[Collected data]
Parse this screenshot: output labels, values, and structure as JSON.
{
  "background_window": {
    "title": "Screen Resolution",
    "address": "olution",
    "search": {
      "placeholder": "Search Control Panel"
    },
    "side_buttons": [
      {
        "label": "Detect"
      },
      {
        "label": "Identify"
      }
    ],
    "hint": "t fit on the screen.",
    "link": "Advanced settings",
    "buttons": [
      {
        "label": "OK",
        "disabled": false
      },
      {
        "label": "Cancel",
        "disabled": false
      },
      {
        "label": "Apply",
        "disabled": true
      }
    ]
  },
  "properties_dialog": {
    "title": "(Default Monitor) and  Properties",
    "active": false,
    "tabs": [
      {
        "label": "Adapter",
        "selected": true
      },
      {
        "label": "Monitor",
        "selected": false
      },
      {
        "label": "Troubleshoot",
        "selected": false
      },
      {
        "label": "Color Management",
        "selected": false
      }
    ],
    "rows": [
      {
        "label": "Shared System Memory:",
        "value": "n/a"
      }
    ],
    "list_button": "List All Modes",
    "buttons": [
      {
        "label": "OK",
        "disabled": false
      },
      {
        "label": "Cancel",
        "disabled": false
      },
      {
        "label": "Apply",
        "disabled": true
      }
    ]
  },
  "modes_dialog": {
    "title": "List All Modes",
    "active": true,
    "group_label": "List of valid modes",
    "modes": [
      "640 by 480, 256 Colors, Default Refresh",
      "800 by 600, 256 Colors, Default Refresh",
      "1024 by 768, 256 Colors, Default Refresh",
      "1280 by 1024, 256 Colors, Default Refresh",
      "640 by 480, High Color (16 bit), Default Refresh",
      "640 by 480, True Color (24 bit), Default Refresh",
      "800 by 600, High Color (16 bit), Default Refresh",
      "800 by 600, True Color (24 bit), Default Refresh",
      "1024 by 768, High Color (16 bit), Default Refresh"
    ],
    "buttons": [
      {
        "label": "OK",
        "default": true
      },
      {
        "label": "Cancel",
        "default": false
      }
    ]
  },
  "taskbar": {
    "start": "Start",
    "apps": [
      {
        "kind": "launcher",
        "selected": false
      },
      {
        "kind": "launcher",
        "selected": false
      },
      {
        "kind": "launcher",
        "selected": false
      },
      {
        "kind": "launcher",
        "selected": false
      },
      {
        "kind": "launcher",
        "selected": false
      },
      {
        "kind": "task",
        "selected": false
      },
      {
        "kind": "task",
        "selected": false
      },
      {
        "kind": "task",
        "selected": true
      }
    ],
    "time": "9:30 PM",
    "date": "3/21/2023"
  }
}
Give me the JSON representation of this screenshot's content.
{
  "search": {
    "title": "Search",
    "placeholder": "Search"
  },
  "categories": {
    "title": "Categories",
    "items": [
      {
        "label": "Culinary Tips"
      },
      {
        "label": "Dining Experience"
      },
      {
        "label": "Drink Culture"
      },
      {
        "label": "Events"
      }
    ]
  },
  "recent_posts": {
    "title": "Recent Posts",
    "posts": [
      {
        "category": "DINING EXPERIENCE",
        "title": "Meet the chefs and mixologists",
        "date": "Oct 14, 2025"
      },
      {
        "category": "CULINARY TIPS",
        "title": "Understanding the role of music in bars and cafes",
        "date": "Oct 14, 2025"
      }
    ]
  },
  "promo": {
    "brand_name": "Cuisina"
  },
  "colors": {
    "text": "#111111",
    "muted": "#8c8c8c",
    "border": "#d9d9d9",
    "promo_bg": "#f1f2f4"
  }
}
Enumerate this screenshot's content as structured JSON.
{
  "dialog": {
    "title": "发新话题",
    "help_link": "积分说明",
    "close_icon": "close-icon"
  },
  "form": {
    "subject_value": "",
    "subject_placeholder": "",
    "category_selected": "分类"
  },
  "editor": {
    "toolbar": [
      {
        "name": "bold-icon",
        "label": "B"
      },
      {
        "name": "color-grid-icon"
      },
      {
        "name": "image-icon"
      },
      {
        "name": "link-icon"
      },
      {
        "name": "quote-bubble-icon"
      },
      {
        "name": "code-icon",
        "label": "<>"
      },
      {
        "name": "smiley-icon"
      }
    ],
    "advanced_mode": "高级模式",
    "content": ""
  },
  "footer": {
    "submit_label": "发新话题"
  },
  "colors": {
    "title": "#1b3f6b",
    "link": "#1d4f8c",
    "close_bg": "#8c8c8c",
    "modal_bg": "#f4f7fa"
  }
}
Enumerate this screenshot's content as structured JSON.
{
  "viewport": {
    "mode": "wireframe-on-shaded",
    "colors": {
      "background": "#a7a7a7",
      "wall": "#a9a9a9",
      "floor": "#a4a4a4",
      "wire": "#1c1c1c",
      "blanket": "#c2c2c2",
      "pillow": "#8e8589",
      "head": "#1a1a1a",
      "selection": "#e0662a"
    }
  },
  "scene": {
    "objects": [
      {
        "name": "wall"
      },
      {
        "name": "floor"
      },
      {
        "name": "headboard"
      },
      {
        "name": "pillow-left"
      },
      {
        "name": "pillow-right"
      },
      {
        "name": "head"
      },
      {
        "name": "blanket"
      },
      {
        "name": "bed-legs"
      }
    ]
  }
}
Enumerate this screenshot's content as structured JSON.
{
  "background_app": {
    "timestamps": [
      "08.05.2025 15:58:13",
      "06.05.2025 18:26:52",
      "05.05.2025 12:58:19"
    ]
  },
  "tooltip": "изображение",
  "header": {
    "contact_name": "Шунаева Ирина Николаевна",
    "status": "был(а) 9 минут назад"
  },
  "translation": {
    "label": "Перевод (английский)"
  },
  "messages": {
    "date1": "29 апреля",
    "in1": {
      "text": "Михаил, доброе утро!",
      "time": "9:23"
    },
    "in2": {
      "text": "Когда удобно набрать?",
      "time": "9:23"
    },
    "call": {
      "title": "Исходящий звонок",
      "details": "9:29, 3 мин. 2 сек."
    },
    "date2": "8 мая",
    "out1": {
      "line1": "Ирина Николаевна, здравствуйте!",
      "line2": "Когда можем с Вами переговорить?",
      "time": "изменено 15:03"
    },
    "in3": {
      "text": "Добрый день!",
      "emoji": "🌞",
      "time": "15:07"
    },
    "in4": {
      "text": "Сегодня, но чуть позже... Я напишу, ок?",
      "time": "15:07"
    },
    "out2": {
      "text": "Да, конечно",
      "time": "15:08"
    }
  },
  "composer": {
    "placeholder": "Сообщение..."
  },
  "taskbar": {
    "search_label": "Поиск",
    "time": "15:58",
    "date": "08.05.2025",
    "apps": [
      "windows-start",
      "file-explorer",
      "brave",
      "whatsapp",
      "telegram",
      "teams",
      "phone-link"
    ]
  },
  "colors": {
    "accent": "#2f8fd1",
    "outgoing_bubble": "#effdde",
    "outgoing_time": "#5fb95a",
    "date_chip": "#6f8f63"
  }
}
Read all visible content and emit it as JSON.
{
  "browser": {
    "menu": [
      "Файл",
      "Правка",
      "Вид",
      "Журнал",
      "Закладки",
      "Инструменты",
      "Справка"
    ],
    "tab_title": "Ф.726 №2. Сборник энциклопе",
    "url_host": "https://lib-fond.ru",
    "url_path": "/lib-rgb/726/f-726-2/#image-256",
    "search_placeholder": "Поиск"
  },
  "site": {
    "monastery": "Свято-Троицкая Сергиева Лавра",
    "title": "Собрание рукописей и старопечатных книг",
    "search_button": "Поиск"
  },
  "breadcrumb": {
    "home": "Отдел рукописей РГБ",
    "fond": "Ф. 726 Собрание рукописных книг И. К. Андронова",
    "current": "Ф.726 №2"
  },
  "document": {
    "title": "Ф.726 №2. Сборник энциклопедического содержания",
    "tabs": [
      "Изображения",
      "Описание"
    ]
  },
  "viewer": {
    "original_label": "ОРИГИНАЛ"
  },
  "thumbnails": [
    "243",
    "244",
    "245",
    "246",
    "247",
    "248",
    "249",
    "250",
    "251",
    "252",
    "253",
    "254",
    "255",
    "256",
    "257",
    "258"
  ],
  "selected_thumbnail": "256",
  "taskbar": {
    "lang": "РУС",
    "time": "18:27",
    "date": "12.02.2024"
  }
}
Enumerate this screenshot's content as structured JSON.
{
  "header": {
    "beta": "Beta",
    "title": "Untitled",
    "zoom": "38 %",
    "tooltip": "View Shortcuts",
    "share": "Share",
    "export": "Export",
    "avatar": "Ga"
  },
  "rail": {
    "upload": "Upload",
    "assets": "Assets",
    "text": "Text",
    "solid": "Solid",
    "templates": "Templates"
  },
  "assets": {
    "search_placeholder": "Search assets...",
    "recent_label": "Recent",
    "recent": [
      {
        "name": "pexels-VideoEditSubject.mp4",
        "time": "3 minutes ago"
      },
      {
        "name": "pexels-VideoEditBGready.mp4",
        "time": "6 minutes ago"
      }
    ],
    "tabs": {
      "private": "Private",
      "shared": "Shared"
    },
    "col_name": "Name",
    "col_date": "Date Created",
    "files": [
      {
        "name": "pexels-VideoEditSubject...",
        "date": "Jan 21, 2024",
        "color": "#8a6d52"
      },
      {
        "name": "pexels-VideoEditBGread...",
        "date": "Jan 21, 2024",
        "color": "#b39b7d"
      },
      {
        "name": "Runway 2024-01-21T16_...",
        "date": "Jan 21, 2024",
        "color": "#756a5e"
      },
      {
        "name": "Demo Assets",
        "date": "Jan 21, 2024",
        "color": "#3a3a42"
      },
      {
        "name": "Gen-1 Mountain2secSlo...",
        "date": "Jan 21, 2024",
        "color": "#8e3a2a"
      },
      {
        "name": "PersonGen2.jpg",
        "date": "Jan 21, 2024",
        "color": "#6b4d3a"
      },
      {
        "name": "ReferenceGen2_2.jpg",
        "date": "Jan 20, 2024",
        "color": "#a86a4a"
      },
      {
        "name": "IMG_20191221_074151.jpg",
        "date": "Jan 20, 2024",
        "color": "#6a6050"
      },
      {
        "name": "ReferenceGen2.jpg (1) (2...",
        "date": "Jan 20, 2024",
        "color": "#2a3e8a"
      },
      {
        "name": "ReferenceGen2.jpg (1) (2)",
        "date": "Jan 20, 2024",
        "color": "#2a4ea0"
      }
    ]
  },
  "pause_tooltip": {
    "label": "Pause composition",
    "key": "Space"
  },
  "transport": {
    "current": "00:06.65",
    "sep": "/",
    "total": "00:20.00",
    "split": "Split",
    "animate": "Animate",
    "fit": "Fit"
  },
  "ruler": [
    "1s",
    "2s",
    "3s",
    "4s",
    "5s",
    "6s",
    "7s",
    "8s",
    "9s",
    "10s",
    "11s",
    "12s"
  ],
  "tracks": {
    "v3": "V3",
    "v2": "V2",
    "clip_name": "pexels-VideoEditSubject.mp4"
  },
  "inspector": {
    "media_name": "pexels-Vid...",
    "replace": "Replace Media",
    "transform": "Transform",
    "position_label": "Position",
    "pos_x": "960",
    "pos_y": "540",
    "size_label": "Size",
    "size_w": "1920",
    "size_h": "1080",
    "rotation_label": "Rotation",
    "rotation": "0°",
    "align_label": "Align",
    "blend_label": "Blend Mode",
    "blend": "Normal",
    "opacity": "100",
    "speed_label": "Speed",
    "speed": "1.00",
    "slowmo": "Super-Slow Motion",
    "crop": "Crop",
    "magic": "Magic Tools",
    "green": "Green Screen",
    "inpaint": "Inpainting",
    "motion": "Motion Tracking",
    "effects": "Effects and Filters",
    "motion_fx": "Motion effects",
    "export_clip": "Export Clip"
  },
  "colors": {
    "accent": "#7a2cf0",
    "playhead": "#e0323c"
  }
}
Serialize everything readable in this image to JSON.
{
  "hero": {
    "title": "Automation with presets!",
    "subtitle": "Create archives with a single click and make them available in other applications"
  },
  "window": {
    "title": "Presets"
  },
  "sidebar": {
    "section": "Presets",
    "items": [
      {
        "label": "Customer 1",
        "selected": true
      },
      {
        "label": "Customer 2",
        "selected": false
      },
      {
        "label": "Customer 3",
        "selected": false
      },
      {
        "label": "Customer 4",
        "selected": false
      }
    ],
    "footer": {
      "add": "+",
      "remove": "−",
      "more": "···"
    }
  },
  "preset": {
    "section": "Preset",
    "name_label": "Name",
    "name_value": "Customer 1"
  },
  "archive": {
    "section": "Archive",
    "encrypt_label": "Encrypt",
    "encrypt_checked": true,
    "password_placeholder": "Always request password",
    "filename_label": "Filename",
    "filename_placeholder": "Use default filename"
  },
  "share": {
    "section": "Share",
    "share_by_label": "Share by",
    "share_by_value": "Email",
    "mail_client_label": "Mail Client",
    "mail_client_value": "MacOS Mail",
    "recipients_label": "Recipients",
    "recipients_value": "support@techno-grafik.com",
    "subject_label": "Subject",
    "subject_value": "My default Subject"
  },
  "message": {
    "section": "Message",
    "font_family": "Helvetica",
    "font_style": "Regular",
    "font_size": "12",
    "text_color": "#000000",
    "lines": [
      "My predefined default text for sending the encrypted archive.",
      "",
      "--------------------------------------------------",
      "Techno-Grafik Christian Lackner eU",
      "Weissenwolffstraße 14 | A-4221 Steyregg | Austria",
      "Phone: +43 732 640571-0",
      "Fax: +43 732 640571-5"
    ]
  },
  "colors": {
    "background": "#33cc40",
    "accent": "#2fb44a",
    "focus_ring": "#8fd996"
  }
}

* _Problem requirements_: Show every line from the listing above in which the string "Shared" appears.

* _Task response_:
        "label": "Shared System Memory:",
      "shared": "Shared"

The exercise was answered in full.